**WHAT THIS TASK INVOLVES**
All lines featuring the string "alguém" are to be listed.

+===+

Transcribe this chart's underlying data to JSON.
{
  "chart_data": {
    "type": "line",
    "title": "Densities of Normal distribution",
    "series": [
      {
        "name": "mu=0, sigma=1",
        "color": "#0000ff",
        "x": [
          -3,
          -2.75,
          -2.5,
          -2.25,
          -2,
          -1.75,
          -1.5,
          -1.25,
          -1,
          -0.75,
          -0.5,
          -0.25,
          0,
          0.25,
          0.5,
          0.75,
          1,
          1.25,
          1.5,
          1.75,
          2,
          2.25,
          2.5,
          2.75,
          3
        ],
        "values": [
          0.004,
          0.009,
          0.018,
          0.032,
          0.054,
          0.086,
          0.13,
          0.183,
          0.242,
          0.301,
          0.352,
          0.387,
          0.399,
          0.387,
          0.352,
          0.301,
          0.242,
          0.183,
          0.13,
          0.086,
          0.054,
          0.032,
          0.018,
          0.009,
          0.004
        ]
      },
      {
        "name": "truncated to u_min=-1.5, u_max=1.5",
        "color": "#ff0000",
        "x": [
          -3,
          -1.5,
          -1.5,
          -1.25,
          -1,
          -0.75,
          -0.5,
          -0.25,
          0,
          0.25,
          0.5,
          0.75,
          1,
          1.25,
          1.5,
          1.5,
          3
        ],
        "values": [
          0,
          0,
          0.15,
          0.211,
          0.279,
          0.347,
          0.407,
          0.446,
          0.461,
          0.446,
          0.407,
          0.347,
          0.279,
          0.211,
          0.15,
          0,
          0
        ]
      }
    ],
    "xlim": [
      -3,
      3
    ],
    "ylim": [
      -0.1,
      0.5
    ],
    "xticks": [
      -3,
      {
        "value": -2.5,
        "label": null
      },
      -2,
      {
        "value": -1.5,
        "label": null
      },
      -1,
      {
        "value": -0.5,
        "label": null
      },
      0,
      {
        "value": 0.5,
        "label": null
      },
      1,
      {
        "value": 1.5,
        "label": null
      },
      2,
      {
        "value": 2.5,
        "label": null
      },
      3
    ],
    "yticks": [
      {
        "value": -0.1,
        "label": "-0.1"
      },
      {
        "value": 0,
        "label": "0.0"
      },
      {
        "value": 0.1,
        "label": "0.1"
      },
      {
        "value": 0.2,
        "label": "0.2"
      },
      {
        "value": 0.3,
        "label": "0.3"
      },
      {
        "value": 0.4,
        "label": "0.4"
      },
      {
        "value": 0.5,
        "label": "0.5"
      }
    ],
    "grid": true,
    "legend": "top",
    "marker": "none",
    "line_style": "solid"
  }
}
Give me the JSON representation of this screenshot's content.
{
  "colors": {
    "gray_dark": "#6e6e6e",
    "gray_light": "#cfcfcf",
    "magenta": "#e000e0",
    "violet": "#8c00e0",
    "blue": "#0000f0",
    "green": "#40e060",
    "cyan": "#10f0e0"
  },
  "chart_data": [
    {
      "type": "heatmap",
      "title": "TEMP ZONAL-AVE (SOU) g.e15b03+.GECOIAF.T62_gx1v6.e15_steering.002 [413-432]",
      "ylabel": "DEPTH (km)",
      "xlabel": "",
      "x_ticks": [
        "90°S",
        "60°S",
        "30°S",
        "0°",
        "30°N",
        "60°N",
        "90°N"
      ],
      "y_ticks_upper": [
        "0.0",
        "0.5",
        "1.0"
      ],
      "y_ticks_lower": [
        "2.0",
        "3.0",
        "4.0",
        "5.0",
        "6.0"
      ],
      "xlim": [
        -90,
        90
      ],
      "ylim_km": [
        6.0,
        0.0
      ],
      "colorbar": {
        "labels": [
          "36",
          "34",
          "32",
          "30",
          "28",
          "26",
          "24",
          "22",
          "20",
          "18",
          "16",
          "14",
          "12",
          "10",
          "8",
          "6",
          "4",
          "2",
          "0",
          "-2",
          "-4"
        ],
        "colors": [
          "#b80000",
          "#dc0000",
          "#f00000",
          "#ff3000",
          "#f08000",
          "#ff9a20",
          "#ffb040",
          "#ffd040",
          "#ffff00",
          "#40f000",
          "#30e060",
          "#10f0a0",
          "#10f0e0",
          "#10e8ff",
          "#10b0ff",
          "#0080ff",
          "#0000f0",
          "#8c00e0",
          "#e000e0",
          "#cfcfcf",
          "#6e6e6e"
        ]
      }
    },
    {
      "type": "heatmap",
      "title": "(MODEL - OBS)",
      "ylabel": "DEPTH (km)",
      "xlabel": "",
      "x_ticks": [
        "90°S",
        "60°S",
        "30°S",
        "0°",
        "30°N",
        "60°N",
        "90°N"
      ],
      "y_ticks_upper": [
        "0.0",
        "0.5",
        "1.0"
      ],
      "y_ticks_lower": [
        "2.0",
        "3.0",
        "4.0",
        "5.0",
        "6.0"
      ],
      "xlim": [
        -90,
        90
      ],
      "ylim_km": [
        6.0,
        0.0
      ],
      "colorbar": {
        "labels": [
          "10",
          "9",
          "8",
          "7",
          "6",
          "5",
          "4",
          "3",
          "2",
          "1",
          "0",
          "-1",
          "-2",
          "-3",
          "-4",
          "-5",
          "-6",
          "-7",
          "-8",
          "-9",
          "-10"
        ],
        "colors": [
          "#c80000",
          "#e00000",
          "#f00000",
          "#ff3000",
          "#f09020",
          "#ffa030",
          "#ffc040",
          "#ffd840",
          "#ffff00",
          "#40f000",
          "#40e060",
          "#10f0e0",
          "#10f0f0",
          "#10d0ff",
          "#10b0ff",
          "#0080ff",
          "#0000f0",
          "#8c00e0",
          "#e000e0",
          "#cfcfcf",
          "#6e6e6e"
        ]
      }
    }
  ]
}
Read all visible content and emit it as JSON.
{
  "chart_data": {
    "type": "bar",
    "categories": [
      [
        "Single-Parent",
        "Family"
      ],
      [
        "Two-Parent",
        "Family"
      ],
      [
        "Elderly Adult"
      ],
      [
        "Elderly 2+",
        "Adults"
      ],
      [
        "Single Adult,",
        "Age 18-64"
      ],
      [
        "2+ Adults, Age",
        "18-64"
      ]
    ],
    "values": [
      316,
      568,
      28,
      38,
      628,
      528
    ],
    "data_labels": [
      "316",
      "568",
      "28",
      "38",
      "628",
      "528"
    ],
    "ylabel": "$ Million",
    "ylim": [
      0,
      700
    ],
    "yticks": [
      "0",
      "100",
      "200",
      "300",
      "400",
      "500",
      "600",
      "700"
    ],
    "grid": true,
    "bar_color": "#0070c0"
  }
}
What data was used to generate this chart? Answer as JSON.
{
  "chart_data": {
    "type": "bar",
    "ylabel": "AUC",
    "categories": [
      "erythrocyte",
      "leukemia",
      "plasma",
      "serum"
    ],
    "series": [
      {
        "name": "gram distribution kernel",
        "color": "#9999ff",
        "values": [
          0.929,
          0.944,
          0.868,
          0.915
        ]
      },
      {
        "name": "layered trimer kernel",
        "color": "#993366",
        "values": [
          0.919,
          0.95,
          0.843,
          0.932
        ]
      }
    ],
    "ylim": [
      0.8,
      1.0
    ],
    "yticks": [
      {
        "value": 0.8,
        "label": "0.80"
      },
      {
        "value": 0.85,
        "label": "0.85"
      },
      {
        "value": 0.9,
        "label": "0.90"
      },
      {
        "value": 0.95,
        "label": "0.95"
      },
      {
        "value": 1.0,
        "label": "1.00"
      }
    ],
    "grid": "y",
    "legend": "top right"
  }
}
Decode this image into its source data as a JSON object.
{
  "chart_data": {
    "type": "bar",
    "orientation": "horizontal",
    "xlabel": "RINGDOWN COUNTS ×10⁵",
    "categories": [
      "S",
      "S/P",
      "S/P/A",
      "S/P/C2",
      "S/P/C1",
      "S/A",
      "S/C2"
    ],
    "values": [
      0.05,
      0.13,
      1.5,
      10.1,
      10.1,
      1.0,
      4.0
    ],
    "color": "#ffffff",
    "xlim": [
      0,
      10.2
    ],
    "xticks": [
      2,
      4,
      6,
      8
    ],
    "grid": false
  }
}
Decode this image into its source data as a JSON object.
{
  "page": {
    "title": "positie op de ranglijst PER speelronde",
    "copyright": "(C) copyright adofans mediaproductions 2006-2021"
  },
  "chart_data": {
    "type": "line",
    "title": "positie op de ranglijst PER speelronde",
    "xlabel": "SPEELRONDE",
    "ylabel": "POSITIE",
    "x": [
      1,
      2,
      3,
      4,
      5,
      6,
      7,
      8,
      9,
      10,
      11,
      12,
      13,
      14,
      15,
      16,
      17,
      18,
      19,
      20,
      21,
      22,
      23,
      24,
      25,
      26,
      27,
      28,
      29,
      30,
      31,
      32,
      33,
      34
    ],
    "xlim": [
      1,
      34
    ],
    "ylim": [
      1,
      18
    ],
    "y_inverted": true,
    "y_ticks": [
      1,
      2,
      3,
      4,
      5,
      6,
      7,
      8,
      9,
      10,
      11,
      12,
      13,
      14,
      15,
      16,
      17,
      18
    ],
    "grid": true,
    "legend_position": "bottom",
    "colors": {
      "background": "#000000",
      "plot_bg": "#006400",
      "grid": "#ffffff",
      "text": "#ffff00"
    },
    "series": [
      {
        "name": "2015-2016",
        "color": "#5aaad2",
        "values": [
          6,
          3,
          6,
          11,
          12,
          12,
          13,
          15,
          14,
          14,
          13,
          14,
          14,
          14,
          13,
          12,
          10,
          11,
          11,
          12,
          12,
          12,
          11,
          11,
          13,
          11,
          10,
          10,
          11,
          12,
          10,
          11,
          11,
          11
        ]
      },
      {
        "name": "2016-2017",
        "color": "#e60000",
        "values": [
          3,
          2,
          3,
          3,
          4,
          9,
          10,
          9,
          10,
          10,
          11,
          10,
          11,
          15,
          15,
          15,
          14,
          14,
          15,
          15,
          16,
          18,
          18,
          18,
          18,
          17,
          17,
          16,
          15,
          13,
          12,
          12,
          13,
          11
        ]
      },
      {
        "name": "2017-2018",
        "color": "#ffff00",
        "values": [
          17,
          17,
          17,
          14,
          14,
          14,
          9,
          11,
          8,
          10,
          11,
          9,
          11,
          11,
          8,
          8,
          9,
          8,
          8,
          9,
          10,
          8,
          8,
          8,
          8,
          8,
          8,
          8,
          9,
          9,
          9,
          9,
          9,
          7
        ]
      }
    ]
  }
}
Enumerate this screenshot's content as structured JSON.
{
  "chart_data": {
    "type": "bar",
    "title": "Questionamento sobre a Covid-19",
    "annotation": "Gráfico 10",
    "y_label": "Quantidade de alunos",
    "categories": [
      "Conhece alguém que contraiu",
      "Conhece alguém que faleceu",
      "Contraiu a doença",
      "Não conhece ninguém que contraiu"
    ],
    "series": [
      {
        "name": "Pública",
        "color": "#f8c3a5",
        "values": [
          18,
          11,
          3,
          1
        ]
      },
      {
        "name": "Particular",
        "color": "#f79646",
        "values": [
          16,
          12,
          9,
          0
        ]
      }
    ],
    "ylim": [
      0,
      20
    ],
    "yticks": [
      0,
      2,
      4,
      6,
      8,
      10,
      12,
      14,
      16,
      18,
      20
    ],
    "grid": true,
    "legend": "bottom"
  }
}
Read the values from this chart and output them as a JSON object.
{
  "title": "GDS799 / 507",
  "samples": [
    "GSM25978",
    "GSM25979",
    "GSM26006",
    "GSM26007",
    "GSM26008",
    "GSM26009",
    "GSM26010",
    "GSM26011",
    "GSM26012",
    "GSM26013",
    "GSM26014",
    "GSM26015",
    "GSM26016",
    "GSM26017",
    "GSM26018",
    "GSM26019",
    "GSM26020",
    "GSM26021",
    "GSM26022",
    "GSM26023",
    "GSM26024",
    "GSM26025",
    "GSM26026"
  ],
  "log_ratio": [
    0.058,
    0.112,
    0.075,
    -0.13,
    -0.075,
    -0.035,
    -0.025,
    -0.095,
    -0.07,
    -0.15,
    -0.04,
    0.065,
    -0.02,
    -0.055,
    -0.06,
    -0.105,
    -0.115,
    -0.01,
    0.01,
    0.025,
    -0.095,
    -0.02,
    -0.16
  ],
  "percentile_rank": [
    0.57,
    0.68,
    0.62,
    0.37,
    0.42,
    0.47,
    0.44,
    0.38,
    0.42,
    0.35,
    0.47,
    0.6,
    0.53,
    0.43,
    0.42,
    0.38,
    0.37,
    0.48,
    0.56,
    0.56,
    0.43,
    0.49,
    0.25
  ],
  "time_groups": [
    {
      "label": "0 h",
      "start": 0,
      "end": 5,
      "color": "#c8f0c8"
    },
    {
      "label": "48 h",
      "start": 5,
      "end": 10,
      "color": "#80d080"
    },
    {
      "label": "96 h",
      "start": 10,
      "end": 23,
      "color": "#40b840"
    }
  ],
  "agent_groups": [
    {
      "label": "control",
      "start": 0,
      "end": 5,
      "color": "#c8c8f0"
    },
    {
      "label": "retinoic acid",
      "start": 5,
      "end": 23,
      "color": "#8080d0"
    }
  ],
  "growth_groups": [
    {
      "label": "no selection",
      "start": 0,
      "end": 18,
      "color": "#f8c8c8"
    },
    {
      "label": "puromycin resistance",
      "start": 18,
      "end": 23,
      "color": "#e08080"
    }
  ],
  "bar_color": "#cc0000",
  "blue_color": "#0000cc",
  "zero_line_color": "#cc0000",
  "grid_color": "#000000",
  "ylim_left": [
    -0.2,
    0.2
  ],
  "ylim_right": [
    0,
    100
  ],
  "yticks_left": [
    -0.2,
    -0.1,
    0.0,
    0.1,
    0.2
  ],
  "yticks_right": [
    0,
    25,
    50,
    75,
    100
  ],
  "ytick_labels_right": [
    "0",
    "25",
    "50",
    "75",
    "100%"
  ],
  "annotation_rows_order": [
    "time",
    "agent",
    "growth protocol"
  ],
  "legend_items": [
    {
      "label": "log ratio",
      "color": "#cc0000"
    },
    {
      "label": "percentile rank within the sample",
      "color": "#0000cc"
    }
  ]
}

+===+

**PROBLEM SOLUTION**
      "Conhece alguém que contraiu",
      "Conhece alguém que faleceu",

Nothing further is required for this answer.